● **WHAT THE TASK REQUIRES**
Where a line holds the string "placeholder", return that line.

● **SUPPLIED INFORMATION**
*****

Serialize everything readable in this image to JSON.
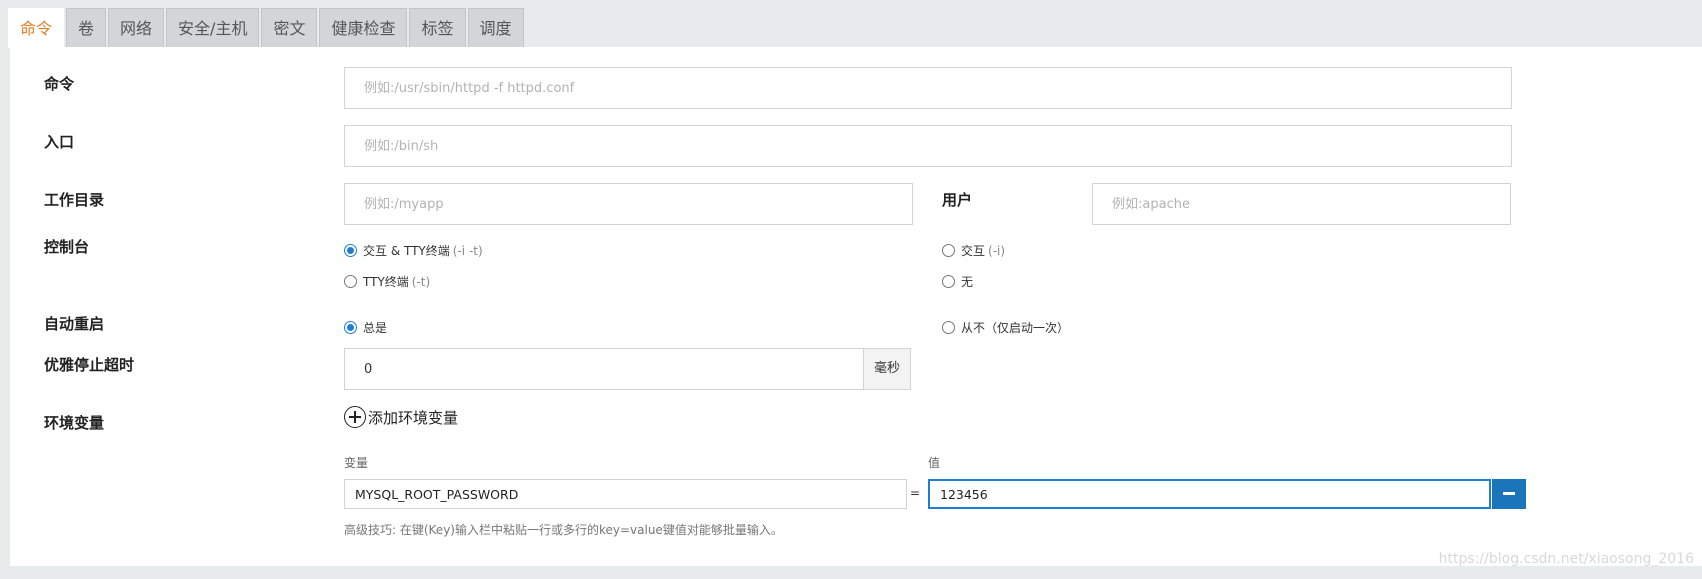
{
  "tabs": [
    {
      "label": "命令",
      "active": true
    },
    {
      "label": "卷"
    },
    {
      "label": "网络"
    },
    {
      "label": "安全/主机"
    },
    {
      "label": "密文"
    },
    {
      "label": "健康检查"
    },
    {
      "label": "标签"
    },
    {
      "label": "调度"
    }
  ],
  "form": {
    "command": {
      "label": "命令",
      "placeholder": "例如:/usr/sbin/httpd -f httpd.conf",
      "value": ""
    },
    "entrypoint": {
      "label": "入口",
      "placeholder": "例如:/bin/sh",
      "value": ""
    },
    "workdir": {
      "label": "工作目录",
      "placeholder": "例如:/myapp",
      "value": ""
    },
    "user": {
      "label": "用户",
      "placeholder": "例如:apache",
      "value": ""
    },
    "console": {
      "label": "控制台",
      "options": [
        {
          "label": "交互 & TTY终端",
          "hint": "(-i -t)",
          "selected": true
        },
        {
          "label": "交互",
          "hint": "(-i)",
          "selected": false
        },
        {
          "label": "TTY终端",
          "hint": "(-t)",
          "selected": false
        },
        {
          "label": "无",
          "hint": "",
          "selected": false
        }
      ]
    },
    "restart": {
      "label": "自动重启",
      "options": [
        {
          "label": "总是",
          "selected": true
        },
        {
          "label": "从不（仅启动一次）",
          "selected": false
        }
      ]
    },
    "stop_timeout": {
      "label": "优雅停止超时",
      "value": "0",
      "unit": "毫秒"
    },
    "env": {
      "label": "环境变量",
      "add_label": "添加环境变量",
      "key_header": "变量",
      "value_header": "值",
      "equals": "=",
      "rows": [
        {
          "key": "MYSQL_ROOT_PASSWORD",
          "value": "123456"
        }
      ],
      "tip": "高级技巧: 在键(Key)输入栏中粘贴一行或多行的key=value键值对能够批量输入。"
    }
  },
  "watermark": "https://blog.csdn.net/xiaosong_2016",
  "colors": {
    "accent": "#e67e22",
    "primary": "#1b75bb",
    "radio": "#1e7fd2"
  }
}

*****

● **RIGHT ANSWER**
      "placeholder": "例如:/usr/sbin/httpd -f httpd.conf",
      "placeholder": "例如:/bin/sh",
      "placeholder": "例如:/myapp",
      "placeholder": "例如:apache",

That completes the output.